(Collected data entries)
********************
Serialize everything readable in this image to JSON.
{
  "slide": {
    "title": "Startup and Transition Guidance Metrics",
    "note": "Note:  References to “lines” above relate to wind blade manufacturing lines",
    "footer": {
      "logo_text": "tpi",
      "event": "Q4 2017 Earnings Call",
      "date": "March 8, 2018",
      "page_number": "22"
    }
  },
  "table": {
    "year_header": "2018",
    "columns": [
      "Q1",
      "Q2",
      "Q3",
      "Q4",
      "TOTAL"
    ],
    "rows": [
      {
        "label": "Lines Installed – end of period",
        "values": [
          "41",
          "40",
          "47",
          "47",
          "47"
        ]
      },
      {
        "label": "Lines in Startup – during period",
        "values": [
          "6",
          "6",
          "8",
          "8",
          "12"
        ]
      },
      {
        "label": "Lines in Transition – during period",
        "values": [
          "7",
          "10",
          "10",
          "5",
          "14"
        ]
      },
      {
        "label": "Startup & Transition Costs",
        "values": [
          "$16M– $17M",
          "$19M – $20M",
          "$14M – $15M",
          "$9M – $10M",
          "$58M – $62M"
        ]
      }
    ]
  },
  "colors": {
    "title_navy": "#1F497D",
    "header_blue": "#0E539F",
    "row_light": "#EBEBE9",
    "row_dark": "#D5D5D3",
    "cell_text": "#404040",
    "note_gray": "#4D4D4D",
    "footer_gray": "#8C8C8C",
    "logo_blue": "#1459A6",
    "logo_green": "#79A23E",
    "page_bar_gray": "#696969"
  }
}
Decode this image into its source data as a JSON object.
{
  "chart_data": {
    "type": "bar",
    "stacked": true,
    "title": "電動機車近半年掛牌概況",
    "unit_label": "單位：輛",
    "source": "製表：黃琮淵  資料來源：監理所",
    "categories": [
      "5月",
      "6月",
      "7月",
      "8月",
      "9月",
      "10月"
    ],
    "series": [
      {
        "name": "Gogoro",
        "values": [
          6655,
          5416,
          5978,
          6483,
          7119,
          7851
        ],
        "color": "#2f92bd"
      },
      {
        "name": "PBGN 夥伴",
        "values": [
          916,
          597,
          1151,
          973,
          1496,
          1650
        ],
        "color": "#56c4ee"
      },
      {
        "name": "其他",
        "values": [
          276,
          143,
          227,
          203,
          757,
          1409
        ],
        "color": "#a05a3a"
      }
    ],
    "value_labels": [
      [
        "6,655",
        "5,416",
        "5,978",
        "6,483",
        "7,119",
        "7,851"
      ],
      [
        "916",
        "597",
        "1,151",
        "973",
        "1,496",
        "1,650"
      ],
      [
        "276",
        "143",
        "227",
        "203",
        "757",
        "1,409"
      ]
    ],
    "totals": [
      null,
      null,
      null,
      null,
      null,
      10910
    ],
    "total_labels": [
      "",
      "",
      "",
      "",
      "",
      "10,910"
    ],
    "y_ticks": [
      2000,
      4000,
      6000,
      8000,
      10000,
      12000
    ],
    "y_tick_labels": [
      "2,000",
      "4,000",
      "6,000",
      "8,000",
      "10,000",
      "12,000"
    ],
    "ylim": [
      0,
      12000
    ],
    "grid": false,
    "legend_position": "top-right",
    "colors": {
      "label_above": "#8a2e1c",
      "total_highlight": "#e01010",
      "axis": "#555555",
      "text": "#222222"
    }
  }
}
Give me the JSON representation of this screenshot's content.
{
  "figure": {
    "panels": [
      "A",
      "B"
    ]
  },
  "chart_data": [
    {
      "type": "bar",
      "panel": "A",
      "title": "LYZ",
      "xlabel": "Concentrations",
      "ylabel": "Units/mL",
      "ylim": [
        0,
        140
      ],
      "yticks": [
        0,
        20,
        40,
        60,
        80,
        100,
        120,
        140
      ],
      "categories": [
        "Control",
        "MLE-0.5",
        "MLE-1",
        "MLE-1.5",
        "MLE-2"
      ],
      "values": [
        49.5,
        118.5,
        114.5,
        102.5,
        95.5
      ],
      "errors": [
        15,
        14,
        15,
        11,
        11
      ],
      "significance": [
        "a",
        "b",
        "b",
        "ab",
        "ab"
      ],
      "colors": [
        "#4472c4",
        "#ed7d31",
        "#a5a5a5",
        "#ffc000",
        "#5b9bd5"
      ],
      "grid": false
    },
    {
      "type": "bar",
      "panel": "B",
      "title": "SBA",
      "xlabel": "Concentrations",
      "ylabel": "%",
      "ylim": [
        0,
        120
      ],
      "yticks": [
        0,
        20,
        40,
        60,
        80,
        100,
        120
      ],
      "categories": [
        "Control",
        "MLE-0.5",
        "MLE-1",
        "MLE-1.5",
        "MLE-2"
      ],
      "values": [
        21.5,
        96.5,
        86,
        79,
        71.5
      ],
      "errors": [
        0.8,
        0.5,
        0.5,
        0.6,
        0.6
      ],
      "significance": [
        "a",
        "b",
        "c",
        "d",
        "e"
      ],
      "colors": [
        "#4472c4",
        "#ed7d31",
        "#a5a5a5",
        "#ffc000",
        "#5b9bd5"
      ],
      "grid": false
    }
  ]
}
********************
# Written task
Only lines with the word "Startup" should be collected from the material.

# Exercise solution
    "title": "Startup and Transition Guidance Metrics",
        "label": "Lines in Startup – during period",
        "label": "Startup & Transition Costs",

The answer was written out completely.